— START DATASET —

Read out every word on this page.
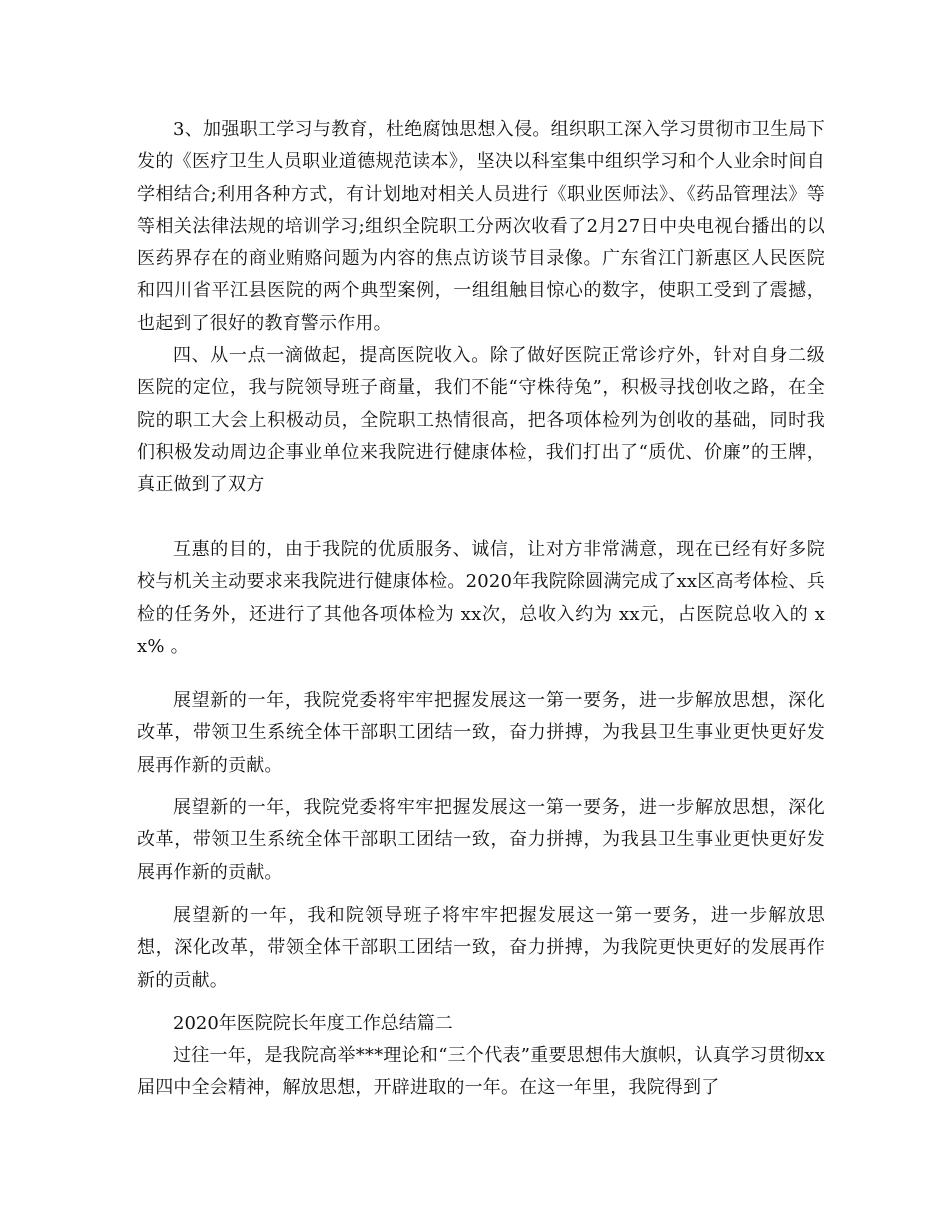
3、加强职工学习与教育，杜绝腐蚀思想入侵。组织职工深入学习贯彻市卫生局下发的《医疗卫生人员职业道德规范读本》，坚决以科室集中组织学习和个人业余时间自学相结合;利用各种方式，有计划地对相关人员进行《职业医师法》、《药品管理法》等等相关法律法规的培训学习;组织全院职工分两次收看了2月27日中央电视台播出的以医药界存在的商业贿赂问题为内容的焦点访谈节目录像。广东省江门新惠区人民医院和四川省平江县医院的两个典型案例，一组组触目惊心的数字，使职工受到了震撼，也起到了很好的教育警示作用。

四、从一点一滴做起，提高医院收入。除了做好医院正常诊疗外，针对自身二级医院的定位，我与院领导班子商量，我们不能“守株待兔”，积极寻找创收之路，在全院的职工大会上积极动员，全院职工热情很高，把各项体检列为创收的基础，同时我们积极发动周边企事业单位来我院进行健康体检，我们打出了“质优、价廉”的王牌，真正做到了双方

互惠的目的，由于我院的优质服务、诚信，让对方非常满意，现在已经有好多院校与机关主动要求来我院进行健康体检。2020年我院除圆满完成了xx区高考体检、兵检的任务外，还进行了其他各项体检为 xx次，总收入约为 xx元，占医院总收入的 xx% 。

展望新的一年，我院党委将牢牢把握发展这一第一要务，进一步解放思想，深化改革，带领卫生系统全体干部职工团结一致，奋力拼搏，为我县卫生事业更快更好发展再作新的贡献。

展望新的一年，我院党委将牢牢把握发展这一第一要务，进一步解放思想，深化改革，带领卫生系统全体干部职工团结一致，奋力拼搏，为我县卫生事业更快更好发展再作新的贡献。

展望新的一年，我和院领导班子将牢牢把握发展这一第一要务，进一步解放思想，深化改革，带领全体干部职工团结一致，奋力拼搏，为我院更快更好的发展再作新的贡献。

2020年医院院长年度工作总结篇二

过往一年，是我院高举***理论和“三个代表”重要思想伟大旗帜，认真学习贯彻xx届四中全会精神，解放思想，开辟进取的一年。在这一年里，我院得到了
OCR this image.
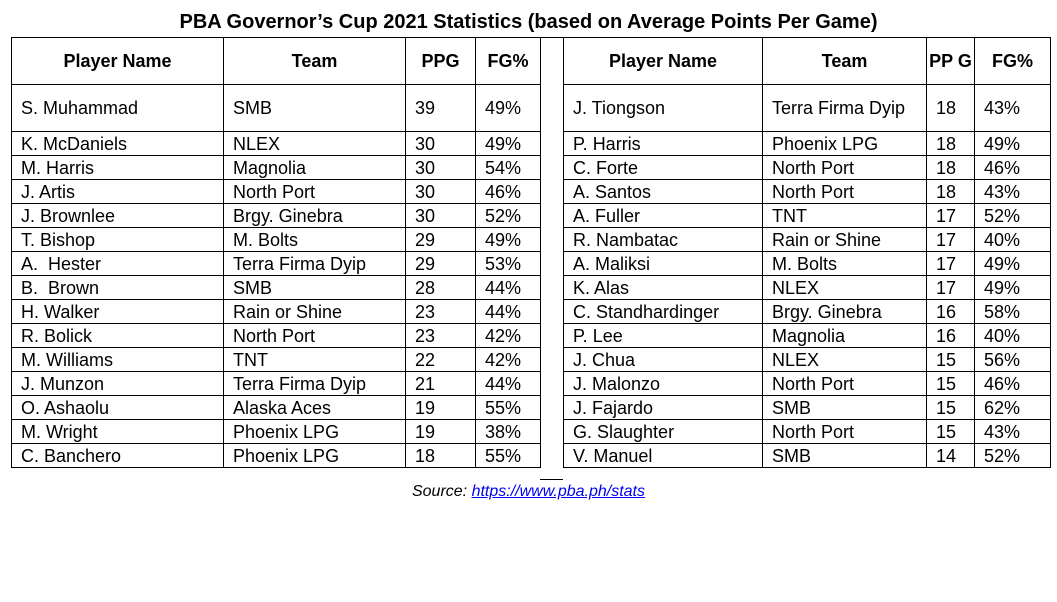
PBA Governor’s Cup 2021 Statistics (based on Average Points Per Game)
Player Name	Team	PPG	FG%
S. Muhammad	SMB	39	49%
K. McDaniels	NLEX	30	49%
M. Harris	Magnolia	30	54%
J. Artis	North Port	30	46%
J. Brownlee	Brgy. Ginebra	30	52%
T. Bishop	M. Bolts	29	49%
A.  Hester	Terra Firma Dyip	29	53%
B.  Brown	SMB	28	44%
H. Walker	Rain or Shine	23	44%
R. Bolick	North Port	23	42%
M. Williams	TNT	22	42%
J. Munzon	Terra Firma Dyip	21	44%
O. Ashaolu	Alaska Aces	19	55%
M. Wright	Phoenix LPG	19	38%
C. Banchero	Phoenix LPG	18	55%
Player Name	Team	PP G	FG%
J. Tiongson	Terra Firma Dyip	18	43%
P. Harris	Phoenix LPG	18	49%
C. Forte	North Port	18	46%
A. Santos	North Port	18	43%
A. Fuller	TNT	17	52%
R. Nambatac	Rain or Shine	17	40%
A. Maliksi	M. Bolts	17	49%
K. Alas	NLEX	17	49%
C. Standhardinger	Brgy. Ginebra	16	58%
P. Lee	Magnolia	16	40%
J. Chua	NLEX	15	56%
J. Malonzo	North Port	15	46%
J. Fajardo	SMB	15	62%
G. Slaughter	North Port	15	43%
V. Manuel	SMB	14	52%
Source: https://www.pba.ph/stats
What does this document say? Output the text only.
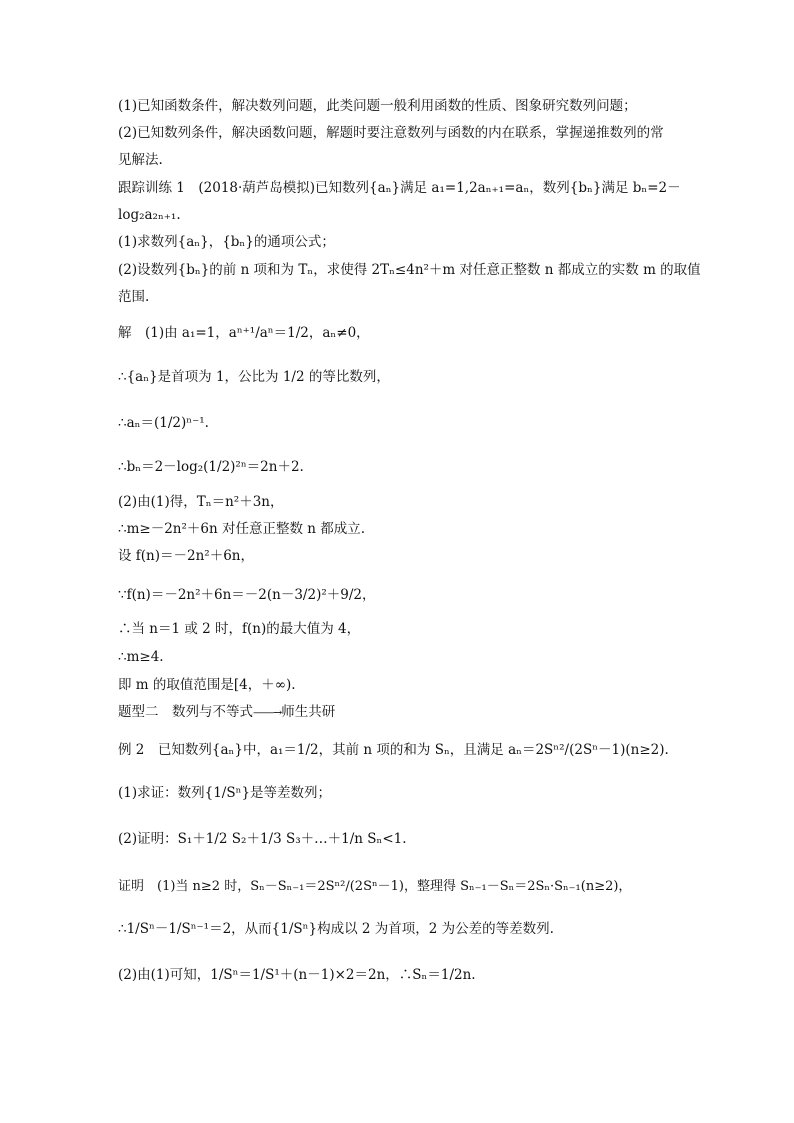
(1)已知函数条件，解决数列问题，此类问题一般利用函数的性质、图象研究数列问题；
(2)已知数列条件，解决函数问题，解题时要注意数列与函数的内在联系，掌握递推数列的常
见解法.
跟踪训练 1　(2018·葫芦岛模拟)已知数列{aₙ}满足 a₁=1,2aₙ₊₁=aₙ，数列{bₙ}满足 bₙ=2－
log₂a₂ₙ₊₁.
(1)求数列{aₙ}，{bₙ}的通项公式；
(2)设数列{bₙ}的前 n 项和为 Tₙ，求使得 2Tₙ≤4n²＋m 对任意正整数 n 都成立的实数 m 的取值
范围.
解　(1)由 a₁=1，aⁿ⁺¹/aⁿ＝1/2，aₙ≠0，
∴{aₙ}是首项为 1，公比为 1/2 的等比数列，
∴aₙ＝(1/2)ⁿ⁻¹.
∴bₙ＝2－log₂(1/2)²ⁿ＝2n＋2.
(2)由(1)得，Tₙ＝n²＋3n，
∴m≥－2n²＋6n 对任意正整数 n 都成立.
设 f(n)＝－2n²＋6n，
∵f(n)＝－2n²＋6n＝－2(n－3/2)²＋9/2，
∴当 n＝1 或 2 时，f(n)的最大值为 4，
∴m≥4.
即 m 的取值范围是[4，＋∞).
题型二　数列与不等式——→师生共研
例 2　已知数列{aₙ}中，a₁＝1/2，其前 n 项的和为 Sₙ，且满足 aₙ＝2Sⁿ²/(2Sⁿ－1)(n≥2).
(1)求证：数列{1/Sⁿ}是等差数列；
(2)证明：S₁＋1/2 S₂＋1/3 S₃＋…＋1/n Sₙ<1.
证明　(1)当 n≥2 时，Sₙ－Sₙ₋₁＝2Sⁿ²/(2Sⁿ－1)，整理得 Sₙ₋₁－Sₙ＝2Sₙ·Sₙ₋₁(n≥2)，
∴1/Sⁿ－1/Sⁿ⁻¹＝2，从而{1/Sⁿ}构成以 2 为首项，2 为公差的等差数列.
(2)由(1)可知，1/Sⁿ＝1/S¹＋(n－1)×2＝2n，∴Sₙ＝1/2n.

— END DATASET —

WHAT THE TASK REQUIRES: Scan the material and collect every line that contains "Ginebra".

THE OUTPUT:
J. Brownlee	Brgy. Ginebra	30	52%
C. Standhardinger	Brgy. Ginebra	16	58%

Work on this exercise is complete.